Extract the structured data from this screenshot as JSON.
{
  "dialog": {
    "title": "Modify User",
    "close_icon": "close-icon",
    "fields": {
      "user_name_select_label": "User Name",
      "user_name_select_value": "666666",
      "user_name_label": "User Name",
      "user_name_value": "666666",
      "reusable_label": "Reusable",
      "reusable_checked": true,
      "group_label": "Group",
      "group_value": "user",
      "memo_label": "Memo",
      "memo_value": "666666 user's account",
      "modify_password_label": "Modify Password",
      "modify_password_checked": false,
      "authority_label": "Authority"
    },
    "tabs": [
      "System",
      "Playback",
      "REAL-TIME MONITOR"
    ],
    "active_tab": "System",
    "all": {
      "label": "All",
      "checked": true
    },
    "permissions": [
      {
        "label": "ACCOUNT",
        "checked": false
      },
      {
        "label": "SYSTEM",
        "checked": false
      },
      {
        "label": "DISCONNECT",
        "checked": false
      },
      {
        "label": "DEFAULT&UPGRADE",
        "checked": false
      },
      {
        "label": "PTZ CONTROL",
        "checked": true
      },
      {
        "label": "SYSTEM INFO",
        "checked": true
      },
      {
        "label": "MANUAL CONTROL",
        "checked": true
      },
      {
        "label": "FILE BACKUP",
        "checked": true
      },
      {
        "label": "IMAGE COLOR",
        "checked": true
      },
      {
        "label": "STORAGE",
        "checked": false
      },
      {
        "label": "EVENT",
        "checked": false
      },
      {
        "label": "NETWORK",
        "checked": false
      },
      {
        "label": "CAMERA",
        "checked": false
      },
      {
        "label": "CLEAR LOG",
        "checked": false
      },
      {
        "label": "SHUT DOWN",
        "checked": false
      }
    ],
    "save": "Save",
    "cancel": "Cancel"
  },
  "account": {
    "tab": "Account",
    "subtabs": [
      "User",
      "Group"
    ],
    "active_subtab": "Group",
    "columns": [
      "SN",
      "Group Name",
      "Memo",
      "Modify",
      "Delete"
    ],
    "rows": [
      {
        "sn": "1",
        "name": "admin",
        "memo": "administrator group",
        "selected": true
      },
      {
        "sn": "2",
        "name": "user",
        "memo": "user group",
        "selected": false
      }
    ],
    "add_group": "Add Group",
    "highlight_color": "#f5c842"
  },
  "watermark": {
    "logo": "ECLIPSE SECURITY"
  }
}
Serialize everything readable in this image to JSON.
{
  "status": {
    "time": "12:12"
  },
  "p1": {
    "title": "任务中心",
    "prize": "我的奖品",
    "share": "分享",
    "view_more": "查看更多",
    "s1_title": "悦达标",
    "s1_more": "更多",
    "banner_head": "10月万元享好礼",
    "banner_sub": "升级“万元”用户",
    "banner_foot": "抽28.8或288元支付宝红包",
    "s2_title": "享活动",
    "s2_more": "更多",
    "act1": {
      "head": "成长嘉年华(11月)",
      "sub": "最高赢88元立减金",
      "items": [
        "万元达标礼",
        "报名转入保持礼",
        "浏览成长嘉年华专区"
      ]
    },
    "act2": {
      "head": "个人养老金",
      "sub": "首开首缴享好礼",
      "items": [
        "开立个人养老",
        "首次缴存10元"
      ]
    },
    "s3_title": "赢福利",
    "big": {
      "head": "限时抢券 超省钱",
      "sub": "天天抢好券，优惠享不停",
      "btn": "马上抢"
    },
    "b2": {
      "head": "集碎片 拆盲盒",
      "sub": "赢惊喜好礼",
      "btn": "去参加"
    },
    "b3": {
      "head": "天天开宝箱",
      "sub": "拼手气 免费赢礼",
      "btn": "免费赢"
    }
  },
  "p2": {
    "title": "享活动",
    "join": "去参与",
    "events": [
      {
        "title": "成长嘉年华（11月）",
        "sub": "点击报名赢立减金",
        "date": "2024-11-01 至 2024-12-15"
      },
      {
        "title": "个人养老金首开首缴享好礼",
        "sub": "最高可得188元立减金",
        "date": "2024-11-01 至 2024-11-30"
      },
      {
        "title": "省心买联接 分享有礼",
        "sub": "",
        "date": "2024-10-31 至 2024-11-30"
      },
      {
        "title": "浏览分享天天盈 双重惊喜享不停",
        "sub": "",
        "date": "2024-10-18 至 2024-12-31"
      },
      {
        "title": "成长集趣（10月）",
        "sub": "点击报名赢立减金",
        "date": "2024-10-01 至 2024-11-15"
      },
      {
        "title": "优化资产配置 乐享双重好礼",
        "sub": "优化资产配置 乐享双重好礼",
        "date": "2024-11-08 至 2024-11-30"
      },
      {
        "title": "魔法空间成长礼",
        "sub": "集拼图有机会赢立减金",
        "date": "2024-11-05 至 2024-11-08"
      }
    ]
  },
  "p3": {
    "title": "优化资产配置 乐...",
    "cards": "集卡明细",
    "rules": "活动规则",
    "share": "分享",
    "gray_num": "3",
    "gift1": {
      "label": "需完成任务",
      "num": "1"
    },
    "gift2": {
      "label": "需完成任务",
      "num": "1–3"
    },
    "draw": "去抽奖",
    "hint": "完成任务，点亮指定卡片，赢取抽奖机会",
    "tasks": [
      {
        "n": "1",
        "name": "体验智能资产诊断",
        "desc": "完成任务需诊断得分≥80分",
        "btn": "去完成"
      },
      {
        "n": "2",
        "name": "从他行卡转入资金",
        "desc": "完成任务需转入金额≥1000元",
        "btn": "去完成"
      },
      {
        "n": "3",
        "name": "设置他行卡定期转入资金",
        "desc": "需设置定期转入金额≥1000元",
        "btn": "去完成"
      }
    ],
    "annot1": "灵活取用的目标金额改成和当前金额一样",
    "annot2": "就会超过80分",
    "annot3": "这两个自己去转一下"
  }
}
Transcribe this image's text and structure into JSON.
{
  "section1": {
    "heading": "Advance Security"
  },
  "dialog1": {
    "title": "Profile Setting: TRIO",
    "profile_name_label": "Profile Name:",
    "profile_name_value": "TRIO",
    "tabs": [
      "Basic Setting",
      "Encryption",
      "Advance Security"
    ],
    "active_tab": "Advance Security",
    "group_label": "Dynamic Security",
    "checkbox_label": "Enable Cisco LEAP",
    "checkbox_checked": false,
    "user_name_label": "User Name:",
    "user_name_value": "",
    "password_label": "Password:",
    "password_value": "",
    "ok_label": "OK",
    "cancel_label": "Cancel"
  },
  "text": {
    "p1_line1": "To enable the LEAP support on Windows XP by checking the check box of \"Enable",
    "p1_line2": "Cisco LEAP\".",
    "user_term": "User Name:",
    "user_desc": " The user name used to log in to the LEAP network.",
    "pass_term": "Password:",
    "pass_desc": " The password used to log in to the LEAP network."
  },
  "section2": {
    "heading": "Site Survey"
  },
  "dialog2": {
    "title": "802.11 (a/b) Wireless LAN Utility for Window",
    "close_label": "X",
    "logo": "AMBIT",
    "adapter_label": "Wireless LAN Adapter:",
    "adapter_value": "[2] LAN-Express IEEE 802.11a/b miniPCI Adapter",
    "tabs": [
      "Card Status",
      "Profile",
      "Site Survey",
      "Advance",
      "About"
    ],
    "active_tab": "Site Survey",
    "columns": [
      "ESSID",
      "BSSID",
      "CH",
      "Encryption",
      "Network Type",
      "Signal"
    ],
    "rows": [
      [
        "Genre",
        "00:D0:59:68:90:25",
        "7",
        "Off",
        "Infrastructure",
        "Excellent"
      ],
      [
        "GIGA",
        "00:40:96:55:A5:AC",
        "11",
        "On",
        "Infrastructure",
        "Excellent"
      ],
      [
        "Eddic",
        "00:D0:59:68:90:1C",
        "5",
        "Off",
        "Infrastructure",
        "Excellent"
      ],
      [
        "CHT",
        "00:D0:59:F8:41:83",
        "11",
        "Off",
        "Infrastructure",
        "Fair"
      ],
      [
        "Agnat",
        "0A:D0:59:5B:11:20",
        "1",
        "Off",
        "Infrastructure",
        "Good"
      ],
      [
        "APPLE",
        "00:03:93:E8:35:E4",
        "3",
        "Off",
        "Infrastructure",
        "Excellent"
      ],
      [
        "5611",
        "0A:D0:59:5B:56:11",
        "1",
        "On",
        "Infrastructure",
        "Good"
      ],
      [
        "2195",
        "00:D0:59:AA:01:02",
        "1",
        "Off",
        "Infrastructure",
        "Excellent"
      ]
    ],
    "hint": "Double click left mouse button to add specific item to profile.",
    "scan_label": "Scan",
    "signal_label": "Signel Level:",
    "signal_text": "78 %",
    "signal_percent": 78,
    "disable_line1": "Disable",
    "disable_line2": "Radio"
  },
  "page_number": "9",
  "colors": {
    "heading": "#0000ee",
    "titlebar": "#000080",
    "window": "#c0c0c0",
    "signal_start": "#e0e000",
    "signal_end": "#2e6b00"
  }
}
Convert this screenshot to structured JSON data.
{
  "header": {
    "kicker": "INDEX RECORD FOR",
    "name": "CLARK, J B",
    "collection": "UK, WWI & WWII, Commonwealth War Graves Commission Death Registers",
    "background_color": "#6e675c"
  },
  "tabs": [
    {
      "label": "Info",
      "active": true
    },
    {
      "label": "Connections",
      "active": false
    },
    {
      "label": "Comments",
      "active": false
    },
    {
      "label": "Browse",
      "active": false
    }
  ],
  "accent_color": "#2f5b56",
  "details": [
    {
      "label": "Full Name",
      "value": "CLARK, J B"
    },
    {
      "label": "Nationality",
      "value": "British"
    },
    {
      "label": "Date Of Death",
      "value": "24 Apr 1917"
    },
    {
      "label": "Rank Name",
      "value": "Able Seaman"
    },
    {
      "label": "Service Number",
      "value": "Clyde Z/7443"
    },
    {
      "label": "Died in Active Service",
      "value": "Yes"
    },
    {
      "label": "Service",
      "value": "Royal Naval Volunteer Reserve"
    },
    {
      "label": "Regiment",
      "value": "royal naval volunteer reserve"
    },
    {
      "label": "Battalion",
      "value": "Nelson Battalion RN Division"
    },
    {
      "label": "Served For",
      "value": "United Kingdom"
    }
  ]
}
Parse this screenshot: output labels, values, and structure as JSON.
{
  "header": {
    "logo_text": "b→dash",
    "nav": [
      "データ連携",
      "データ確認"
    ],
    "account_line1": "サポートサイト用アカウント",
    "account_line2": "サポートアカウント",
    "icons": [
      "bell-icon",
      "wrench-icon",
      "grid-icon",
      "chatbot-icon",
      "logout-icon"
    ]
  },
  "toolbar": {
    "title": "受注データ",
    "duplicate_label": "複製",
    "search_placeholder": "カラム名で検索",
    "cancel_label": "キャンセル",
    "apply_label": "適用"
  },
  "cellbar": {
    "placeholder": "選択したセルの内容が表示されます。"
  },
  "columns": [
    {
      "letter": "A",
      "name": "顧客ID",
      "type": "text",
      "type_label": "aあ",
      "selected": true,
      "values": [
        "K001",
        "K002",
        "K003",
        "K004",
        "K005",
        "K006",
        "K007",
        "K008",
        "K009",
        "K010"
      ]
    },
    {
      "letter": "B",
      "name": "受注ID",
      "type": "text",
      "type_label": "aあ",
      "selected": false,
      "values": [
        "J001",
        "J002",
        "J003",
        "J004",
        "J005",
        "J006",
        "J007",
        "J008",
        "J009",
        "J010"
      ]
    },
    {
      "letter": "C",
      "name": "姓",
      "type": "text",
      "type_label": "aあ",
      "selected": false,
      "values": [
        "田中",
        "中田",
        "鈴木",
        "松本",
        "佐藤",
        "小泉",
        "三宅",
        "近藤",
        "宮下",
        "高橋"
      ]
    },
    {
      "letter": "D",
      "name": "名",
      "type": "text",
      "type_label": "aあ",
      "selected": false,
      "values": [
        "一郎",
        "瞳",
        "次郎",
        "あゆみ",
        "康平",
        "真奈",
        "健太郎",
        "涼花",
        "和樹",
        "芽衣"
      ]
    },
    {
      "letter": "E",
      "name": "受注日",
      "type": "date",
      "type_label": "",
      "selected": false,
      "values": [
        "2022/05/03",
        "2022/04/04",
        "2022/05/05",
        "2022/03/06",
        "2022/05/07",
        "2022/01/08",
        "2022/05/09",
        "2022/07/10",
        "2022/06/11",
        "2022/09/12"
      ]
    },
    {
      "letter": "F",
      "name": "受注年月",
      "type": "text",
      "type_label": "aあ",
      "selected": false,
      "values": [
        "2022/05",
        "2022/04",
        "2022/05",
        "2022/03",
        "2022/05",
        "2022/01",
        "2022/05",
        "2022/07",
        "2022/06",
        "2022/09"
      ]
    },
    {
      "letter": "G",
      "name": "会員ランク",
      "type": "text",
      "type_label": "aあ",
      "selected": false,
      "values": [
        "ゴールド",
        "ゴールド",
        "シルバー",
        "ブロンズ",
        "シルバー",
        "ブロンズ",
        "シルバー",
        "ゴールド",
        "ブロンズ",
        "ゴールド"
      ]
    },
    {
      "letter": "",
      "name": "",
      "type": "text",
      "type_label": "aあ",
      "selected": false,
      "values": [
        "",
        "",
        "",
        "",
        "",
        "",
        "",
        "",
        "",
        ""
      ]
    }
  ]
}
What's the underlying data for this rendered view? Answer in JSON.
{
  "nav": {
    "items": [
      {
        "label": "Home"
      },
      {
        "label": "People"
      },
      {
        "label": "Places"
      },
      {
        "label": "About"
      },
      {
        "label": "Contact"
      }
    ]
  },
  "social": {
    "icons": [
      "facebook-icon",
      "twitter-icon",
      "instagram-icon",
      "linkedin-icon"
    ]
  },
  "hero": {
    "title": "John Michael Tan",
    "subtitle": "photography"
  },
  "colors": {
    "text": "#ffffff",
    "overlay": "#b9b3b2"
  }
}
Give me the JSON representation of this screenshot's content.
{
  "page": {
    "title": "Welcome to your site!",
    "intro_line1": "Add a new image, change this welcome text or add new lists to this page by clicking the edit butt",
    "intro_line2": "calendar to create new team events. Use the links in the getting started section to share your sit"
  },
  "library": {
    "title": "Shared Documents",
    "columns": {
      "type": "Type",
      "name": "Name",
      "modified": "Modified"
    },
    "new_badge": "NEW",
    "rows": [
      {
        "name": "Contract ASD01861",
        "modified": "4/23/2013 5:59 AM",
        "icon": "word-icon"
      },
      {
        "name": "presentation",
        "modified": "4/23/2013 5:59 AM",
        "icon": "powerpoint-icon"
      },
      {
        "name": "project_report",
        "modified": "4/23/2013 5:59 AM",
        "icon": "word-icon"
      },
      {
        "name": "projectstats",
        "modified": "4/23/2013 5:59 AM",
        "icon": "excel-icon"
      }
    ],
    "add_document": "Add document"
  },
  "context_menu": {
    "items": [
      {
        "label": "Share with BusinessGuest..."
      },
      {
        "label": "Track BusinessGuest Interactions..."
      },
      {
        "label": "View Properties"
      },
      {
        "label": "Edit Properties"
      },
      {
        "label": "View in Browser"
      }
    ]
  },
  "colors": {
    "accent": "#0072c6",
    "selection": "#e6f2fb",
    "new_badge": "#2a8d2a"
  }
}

┄┄┄┄┄┄┄┄┄┄┄┄┄┄┄┄┄┄┄┄

TASK TO COMPLETE - Give solely the number of lines in the data that contain the string "Wireless".

FULL RESPONSE - 2